Written problem>
Transcribe all the records exactly and omit any images they hold.

(Items from a data source)
**********

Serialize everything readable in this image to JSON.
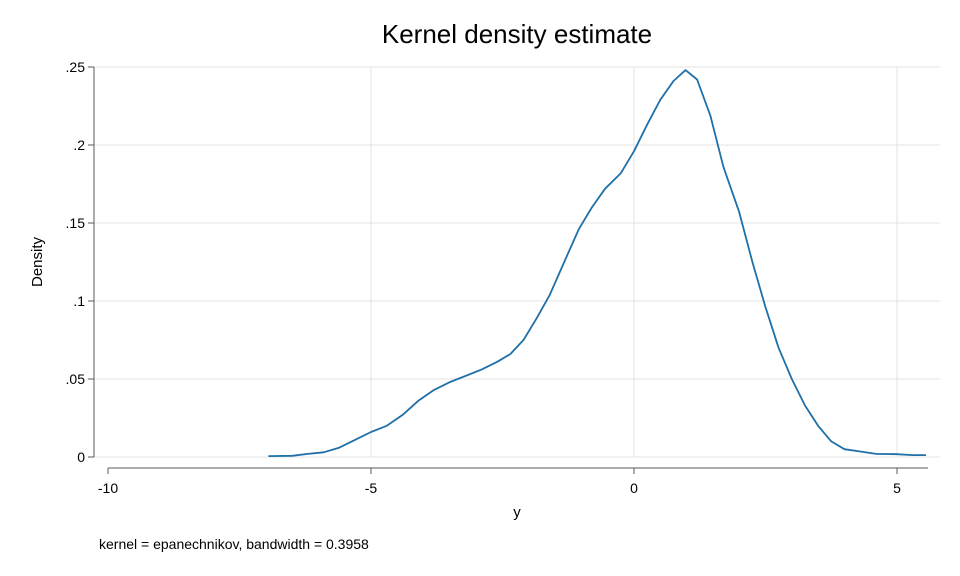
{
  "chart_data": {
    "type": "line",
    "title": "Kernel density estimate",
    "xlabel": "y",
    "ylabel": "Density",
    "note": "kernel = epanechnikov, bandwidth = 0.3958",
    "xlim": [
      -10,
      5.6
    ],
    "ylim": [
      0,
      0.25
    ],
    "x_ticks": [
      -10,
      -5,
      0,
      5
    ],
    "x_tick_labels": [
      "-10",
      "-5",
      "0",
      "5"
    ],
    "y_ticks": [
      0,
      0.05,
      0.1,
      0.15,
      0.2,
      0.25
    ],
    "y_tick_labels": [
      "0",
      ".05",
      ".1",
      ".15",
      ".2",
      ".25"
    ],
    "grid": true,
    "line_color": "#1f6fa8",
    "series": [
      {
        "x": [
          -6.95,
          -6.5,
          -6.2,
          -5.9,
          -5.6,
          -5.3,
          -5.0,
          -4.7,
          -4.4,
          -4.1,
          -3.8,
          -3.5,
          -3.2,
          -2.9,
          -2.6,
          -2.35,
          -2.1,
          -1.85,
          -1.6,
          -1.3,
          -1.05,
          -0.8,
          -0.55,
          -0.25,
          0.0,
          0.25,
          0.5,
          0.75,
          0.98,
          1.2,
          1.45,
          1.7,
          2.0,
          2.25,
          2.5,
          2.75,
          3.0,
          3.25,
          3.5,
          3.75,
          4.0,
          4.3,
          4.6,
          5.0,
          5.3,
          5.55
        ],
        "y": [
          0.0006,
          0.0008,
          0.002,
          0.003,
          0.006,
          0.011,
          0.016,
          0.02,
          0.027,
          0.036,
          0.043,
          0.048,
          0.052,
          0.056,
          0.061,
          0.066,
          0.075,
          0.089,
          0.104,
          0.127,
          0.146,
          0.16,
          0.172,
          0.182,
          0.196,
          0.213,
          0.229,
          0.241,
          0.248,
          0.242,
          0.219,
          0.186,
          0.157,
          0.125,
          0.096,
          0.07,
          0.05,
          0.033,
          0.02,
          0.01,
          0.005,
          0.0035,
          0.002,
          0.0018,
          0.0012,
          0.0012
        ]
      }
    ]
  }
}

**********

Complete output>
Serialize everything readable in this image to JSON.
{
  "chart_data": {
    "type": "line",
    "title": "Kernel density estimate",
    "xlabel": "y",
    "ylabel": "Density",
    "note": "kernel = epanechnikov, bandwidth = 0.3958",
    "xlim": [
      -10,
      5.6
    ],
    "ylim": [
      0,
      0.25
    ],
    "x_ticks": [
      -10,
      -5,
      0,
      5
    ],
    "x_tick_labels": [
      "-10",
      "-5",
      "0",
      "5"
    ],
    "y_ticks": [
      0,
      0.05,
      0.1,
      0.15,
      0.2,
      0.25
    ],
    "y_tick_labels": [
      "0",
      ".05",
      ".1",
      ".15",
      ".2",
      ".25"
    ],
    "grid": true,
    "line_color": "#1f6fa8",
    "series": [
      {
        "x": [
          -6.95,
          -6.5,
          -6.2,
          -5.9,
          -5.6,
          -5.3,
          -5.0,
          -4.7,
          -4.4,
          -4.1,
          -3.8,
          -3.5,
          -3.2,
          -2.9,
          -2.6,
          -2.35,
          -2.1,
          -1.85,
          -1.6,
          -1.3,
          -1.05,
          -0.8,
          -0.55,
          -0.25,
          0.0,
          0.25,
          0.5,
          0.75,
          0.98,
          1.2,
          1.45,
          1.7,
          2.0,
          2.25,
          2.5,
          2.75,
          3.0,
          3.25,
          3.5,
          3.75,
          4.0,
          4.3,
          4.6,
          5.0,
          5.3,
          5.55
        ],
        "y": [
          0.0006,
          0.0008,
          0.002,
          0.003,
          0.006,
          0.011,
          0.016,
          0.02,
          0.027,
          0.036,
          0.043,
          0.048,
          0.052,
          0.056,
          0.061,
          0.066,
          0.075,
          0.089,
          0.104,
          0.127,
          0.146,
          0.16,
          0.172,
          0.182,
          0.196,
          0.213,
          0.229,
          0.241,
          0.248,
          0.242,
          0.219,
          0.186,
          0.157,
          0.125,
          0.096,
          0.07,
          0.05,
          0.033,
          0.02,
          0.01,
          0.005,
          0.0035,
          0.002,
          0.0018,
          0.0012,
          0.0012
        ]
      }
    ]
  }
}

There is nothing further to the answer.